### TÂCHES À RÉALISER
A – Recopiez, s'il vous plaît, le passage de l'entretien avec Valéry Rosier qui commence aux mots « Et regarder des » et s'arrête après « arts, je crois. ».
B – Dans les entrées, partez de la ligne qui contient « menu-baidu-netdisk[interactable]: 百度网盘 <box>600 » et arrêtez-vous après celle qui contient « row-header-3[interactable]: 3 <box>0 », en y remplaçant « interactable » par « clickable » sans rien modifier d'autre. Ne donnez que ces lignes.

### EXTRAIT
□ □ □ □ □
Valéry Rosier m’a donné rendez-vous au Pacific, à Ixelles, « parce que c’est un des seuls bars qui acceptent sans broncher de passer Tourner les serviettes de Patrick Sébastien et ça, c’est une qualité non négligeable pour un bar. » On retrouve dans ses gestes la tendresse et la malice qui rendent ses films si particuliers. Dimanches a remporté un nombre impressionnant de prix dont le Magritte du Meilleur court-métrage et Silence Radio (lauréat de trois prix au FIPA) n’a rien à lui envier au niveau de la qualité et de l’humour. Courez-y, ce garçon, c’est le cinéma belge de demain !
Tu es qui ?
Je suis un Bruxellois qui essaie de faire des films qu’il aime. Un petit Belge qui essaie de mettre un peu de belgitude dans ses films.
Justement, ils sont vachement belges, tes films. J’ai trouvé, esthétiquement, des côtés ciné flamand, à la Anyway the wind blows…
J’adore ce film !
…et, en même temps, un côté wallon, plus drôle.
En fait, j’étais très fan des émissions Strip-tease et je suis très triste qu’elles soient devenues persona non grata à la télévision. Ce qui me désole, c’est qu’on ne puisse plus rire de nous-mêmes. J’avais envie que l’humour retrouve sa place dans le documentaire. Et d’une manière pas moqueuse, qu’on ait le droit de re-rire avec le réel. Parler de choses graves ou légère, mais pas avoir peur de rire.
C’est quoi, le cinéma pour toi ?
C’est raconter des histoires, c’est jouer avec la réalité. Pour les autres et
pour soi. Faire des films, c’est participer à nourrir l’imaginaire de l’autre.
Et regarder des films, c’est aussi nourrir le sien. J’essaie de trouver un beau
compromis entre nos vies et la confrontation au réel et nos vies et la
confrontation à la fiction. Les deux sont importantes, il faut jouer un peu
avec les deux. Le cinéma, il aide à ça — comme pas mal d’autres arts, je crois.
Quand est-ce que tu as su que c’était ça que tu
voulais faire ?
□ □ □ □ □
### DONNÉES DE LA TÂCHE

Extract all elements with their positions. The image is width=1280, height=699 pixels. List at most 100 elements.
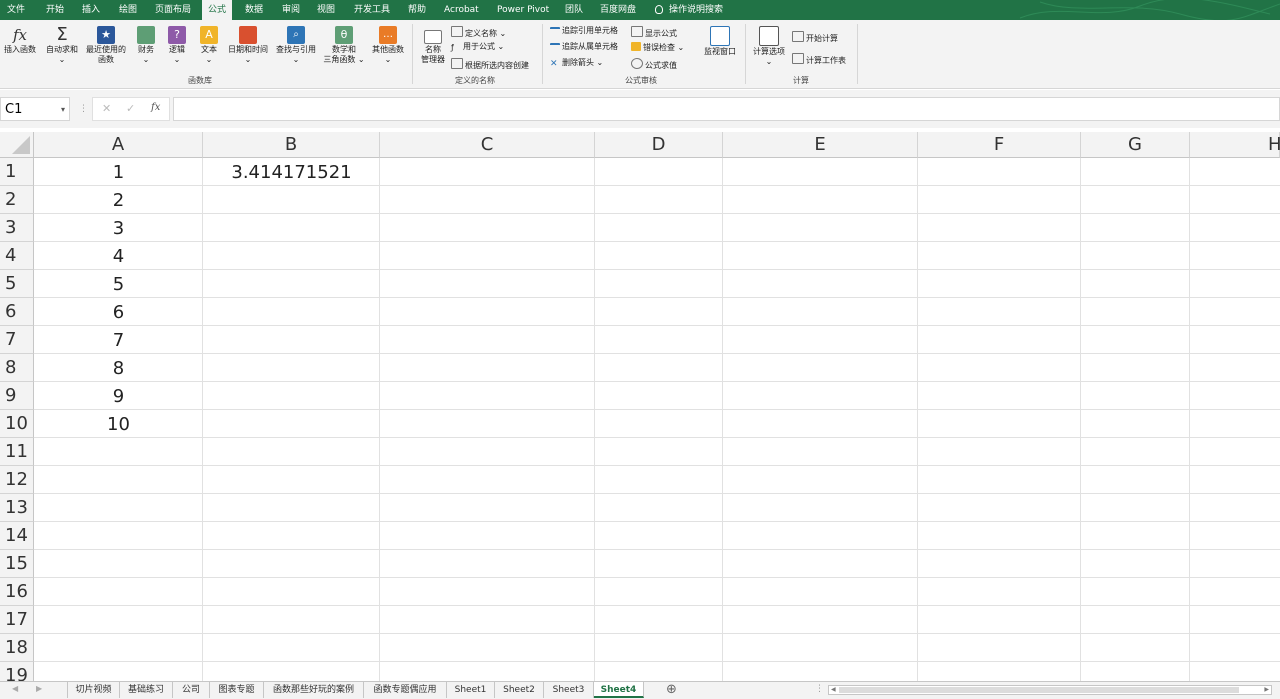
menu-baidu-netdisk[interactable]: 百度网盘 <box>600 0 636 20</box>
row-header-7[interactable]: 7 <box>0 326 34 354</box>
insert-function-button[interactable]: fx 插入函数 <box>2 26 38 55</box>
sheet-tab-2[interactable]: 基础练习 <box>120 682 173 698</box>
column-header-h[interactable]: H <box>1190 132 1280 158</box>
logical-button[interactable]: ? 逻辑 ⌄ <box>165 26 189 65</box>
cell-a7[interactable]: 7 <box>34 327 203 354</box>
cancel-icon[interactable]: ✕ <box>102 102 111 115</box>
cell-a8[interactable]: 8 <box>34 355 203 382</box>
chevron-down-icon[interactable]: ▾ <box>61 98 65 122</box>
menu-view[interactable]: 视图 <box>317 0 335 20</box>
use-in-formula-button[interactable]: ƒ 用于公式 ⌄ <box>451 42 504 52</box>
sheet-tab-sheet2[interactable]: Sheet2 <box>495 682 544 698</box>
sheet-tab-sheet1[interactable]: Sheet1 <box>447 682 495 698</box>
math-trig-button[interactable]: θ 数学和 三角函数 ⌄ <box>322 26 366 65</box>
calculation-options-button[interactable]: 计算选项 ⌄ <box>750 26 788 67</box>
cell-a4[interactable]: 4 <box>34 243 203 270</box>
menu-developer[interactable]: 开发工具 <box>354 0 390 20</box>
row-header-5[interactable]: 5 <box>0 270 34 298</box>
menu-acrobat[interactable]: Acrobat <box>444 0 479 20</box>
row-header-8[interactable]: 8 <box>0 354 34 382</box>
cell-a2[interactable]: 2 <box>34 187 203 214</box>
cell-b1[interactable]: 3.414171521 <box>203 159 380 186</box>
row-header-13[interactable]: 13 <box>0 494 34 522</box>
cell-a1[interactable]: 1 <box>34 159 203 186</box>
column-header-e[interactable]: E <box>723 132 918 158</box>
tab-scroll-right-icon[interactable]: ▶ <box>36 684 42 693</box>
row-header-3[interactable]: 3 <box>0 214 34 242</box>
define-name-button[interactable]: 定义名称 ⌄ <box>451 26 506 39</box>
trace-dependents-button[interactable]: 追踪从属单元格 <box>550 42 618 52</box>
add-sheet-icon[interactable]: ⊕ <box>666 682 677 698</box>
row-header-18[interactable]: 18 <box>0 634 34 662</box>
lookup-reference-button[interactable]: ⌕ 查找与引用 ⌄ <box>274 26 318 65</box>
menu-team[interactable]: 团队 <box>565 0 583 20</box>
create-from-selection-button[interactable]: 根据所选内容创建 <box>451 58 529 71</box>
menu-home[interactable]: 开始 <box>46 0 64 20</box>
cell-a5[interactable]: 5 <box>34 271 203 298</box>
tell-me-search[interactable]: 操作说明搜索 <box>655 0 723 20</box>
column-header-b[interactable]: B <box>203 132 380 158</box>
insert-function-icon[interactable]: fx <box>151 102 160 113</box>
cell-a10[interactable]: 10 <box>34 411 203 438</box>
calculate-sheet-button[interactable]: 计算工作表 <box>792 53 846 66</box>
row-header-1[interactable]: 1 <box>0 158 34 186</box>
row-header-10[interactable]: 10 <box>0 410 34 438</box>
autosum-button[interactable]: Σ 自动求和 ⌄ <box>44 26 80 65</box>
scroll-right-arrow-icon[interactable]: ▶ <box>1264 686 1269 694</box>
sheet-tab-4[interactable]: 图表专题 <box>210 682 264 698</box>
sheet-tab-3[interactable]: 公司 <box>173 682 210 698</box>
row-header-16[interactable]: 16 <box>0 578 34 606</box>
column-header-d[interactable]: D <box>595 132 723 158</box>
cell-a6[interactable]: 6 <box>34 299 203 326</box>
menu-draw[interactable]: 绘图 <box>119 0 137 20</box>
sheet-tab-sheet4[interactable]: Sheet4 <box>594 682 644 698</box>
more-functions-button[interactable]: … 其他函数 ⌄ <box>368 26 408 65</box>
row-header-2[interactable]: 2 <box>0 186 34 214</box>
cell-a9[interactable]: 9 <box>34 383 203 410</box>
menu-file[interactable]: 文件 <box>7 0 25 20</box>
name-box[interactable]: C1 ▾ <box>0 97 70 121</box>
row-header-14[interactable]: 14 <box>0 522 34 550</box>
menu-help[interactable]: 帮助 <box>408 0 426 20</box>
column-header-c[interactable]: C <box>380 132 595 158</box>
calculate-now-button[interactable]: 开始计算 <box>792 31 838 44</box>
show-formulas-button[interactable]: 显示公式 <box>631 26 677 39</box>
horizontal-scrollbar[interactable]: ◀ ▶ <box>828 685 1272 695</box>
scroll-left-arrow-icon[interactable]: ◀ <box>831 686 836 694</box>
error-checking-button[interactable]: 错误检查 ⌄ <box>631 42 684 53</box>
sheet-tab-5[interactable]: 函数那些好玩的案例 <box>264 682 364 698</box>
menu-page-layout[interactable]: 页面布局 <box>155 0 191 20</box>
watch-window-button[interactable]: 监视窗口 <box>700 26 740 57</box>
row-header-4[interactable]: 4 <box>0 242 34 270</box>
recently-used-button[interactable]: ★ 最近使用的 函数 <box>84 26 128 65</box>
tab-split-handle[interactable]: ⋮ <box>815 684 824 694</box>
row-header-12[interactable]: 12 <box>0 466 34 494</box>
text-button[interactable]: A 文本 ⌄ <box>197 26 221 65</box>
financial-button[interactable]: 财务 ⌄ <box>134 26 158 65</box>
name-manager-button[interactable]: 名称 管理器 <box>417 26 449 65</box>
sheet-tab-sheet3[interactable]: Sheet3 <box>544 682 594 698</box>
sheet-tab-6[interactable]: 函数专题偶应用 <box>364 682 447 698</box>
menu-review[interactable]: 审阅 <box>282 0 300 20</box>
select-all-corner[interactable] <box>0 132 34 158</box>
menu-power-pivot[interactable]: Power Pivot <box>497 0 549 20</box>
evaluate-formula-button[interactable]: 公式求值 <box>631 58 677 71</box>
column-header-a[interactable]: A <box>34 132 203 158</box>
date-time-button[interactable]: 日期和时间 ⌄ <box>226 26 270 65</box>
scrollbar-thumb[interactable] <box>839 687 1239 693</box>
row-header-15[interactable]: 15 <box>0 550 34 578</box>
row-header-6[interactable]: 6 <box>0 298 34 326</box>
row-header-19[interactable]: 19 <box>0 662 34 681</box>
sheet-tab-1[interactable]: 切片视频 <box>67 682 120 698</box>
tab-scroll-left-icon[interactable]: ◀ <box>12 684 18 693</box>
trace-precedents-button[interactable]: 追踪引用单元格 <box>550 26 618 36</box>
enter-icon[interactable]: ✓ <box>126 102 135 115</box>
worksheet-grid[interactable]: A B C D E F G H 1 2 3 4 5 6 7 8 9 10 11 … <box>0 132 1280 681</box>
column-header-g[interactable]: G <box>1081 132 1190 158</box>
row-header-11[interactable]: 11 <box>0 438 34 466</box>
menu-insert[interactable]: 插入 <box>82 0 100 20</box>
menu-data[interactable]: 数据 <box>245 0 263 20</box>
formula-bar-grip[interactable]: ⋮ <box>79 104 88 114</box>
remove-arrows-button[interactable]: ✕ 删除箭头 ⌄ <box>550 58 603 69</box>
formula-input[interactable] <box>173 97 1280 121</box>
□ □ □ □ □
### RÉPONSES PAR TÂCHE
A –
Et regarder des films, c’est aussi nourrir le sien. J’essaie de trouver un beau
compromis entre nos vies et la confrontation au réel et nos vies et la
confrontation à la fiction. Les deux sont importantes, il faut jouer un peu
avec les deux. Le cinéma, il aide à ça — comme pas mal d’autres arts, je crois.

B –
menu-baidu-netdisk[clickable]: 百度网盘 <box>600 0 636 20</box>
row-header-7[clickable]: 7 <box>0 326 34 354</box>
insert-function-button[clickable]: fx 插入函数 <box>2 26 38 55</box>
sheet-tab-2[clickable]: 基础练习 <box>120 682 173 698</box>
column-header-h[clickable]: H <box>1190 132 1280 158</box>
logical-button[clickable]: ? 逻辑 ⌄ <box>165 26 189 65</box>
cell-a7[clickable]: 7 <box>34 327 203 354</box>
cancel-icon[clickable]: ✕ <box>102 102 111 115</box>
cell-a8[clickable]: 8 <box>34 355 203 382</box>
chevron-down-icon[clickable]: ▾ <box>61 98 65 122</box>
menu-view[clickable]: 视图 <box>317 0 335 20</box>
use-in-formula-button[clickable]: ƒ 用于公式 ⌄ <box>451 42 504 52</box>
sheet-tab-sheet2[clickable]: Sheet2 <box>495 682 544 698</box>
sheet-tab-sheet1[clickable]: Sheet1 <box>447 682 495 698</box>
math-trig-button[clickable]: θ 数学和 三角函数 ⌄ <box>322 26 366 65</box>
calculation-options-button[clickable]: 计算选项 ⌄ <box>750 26 788 67</box>
cell-a4[clickable]: 4 <box>34 243 203 270</box>
menu-developer[clickable]: 开发工具 <box>354 0 390 20</box>
row-header-5[clickable]: 5 <box>0 270 34 298</box>
menu-acrobat[clickable]: Acrobat <box>444 0 479 20</box>
row-header-8[clickable]: 8 <box>0 354 34 382</box>
cell-a2[clickable]: 2 <box>34 187 203 214</box>
cell-b1[clickable]: 3.414171521 <box>203 159 380 186</box>
row-header-13[clickable]: 13 <box>0 494 34 522</box>
cell-a1[clickable]: 1 <box>34 159 203 186</box>
column-header-e[clickable]: E <box>723 132 918 158</box>
tab-scroll-right-icon[clickable]: ▶ <box>36 684 42 693</box>
row-header-3[clickable]: 3 <box>0 214 34 242</box>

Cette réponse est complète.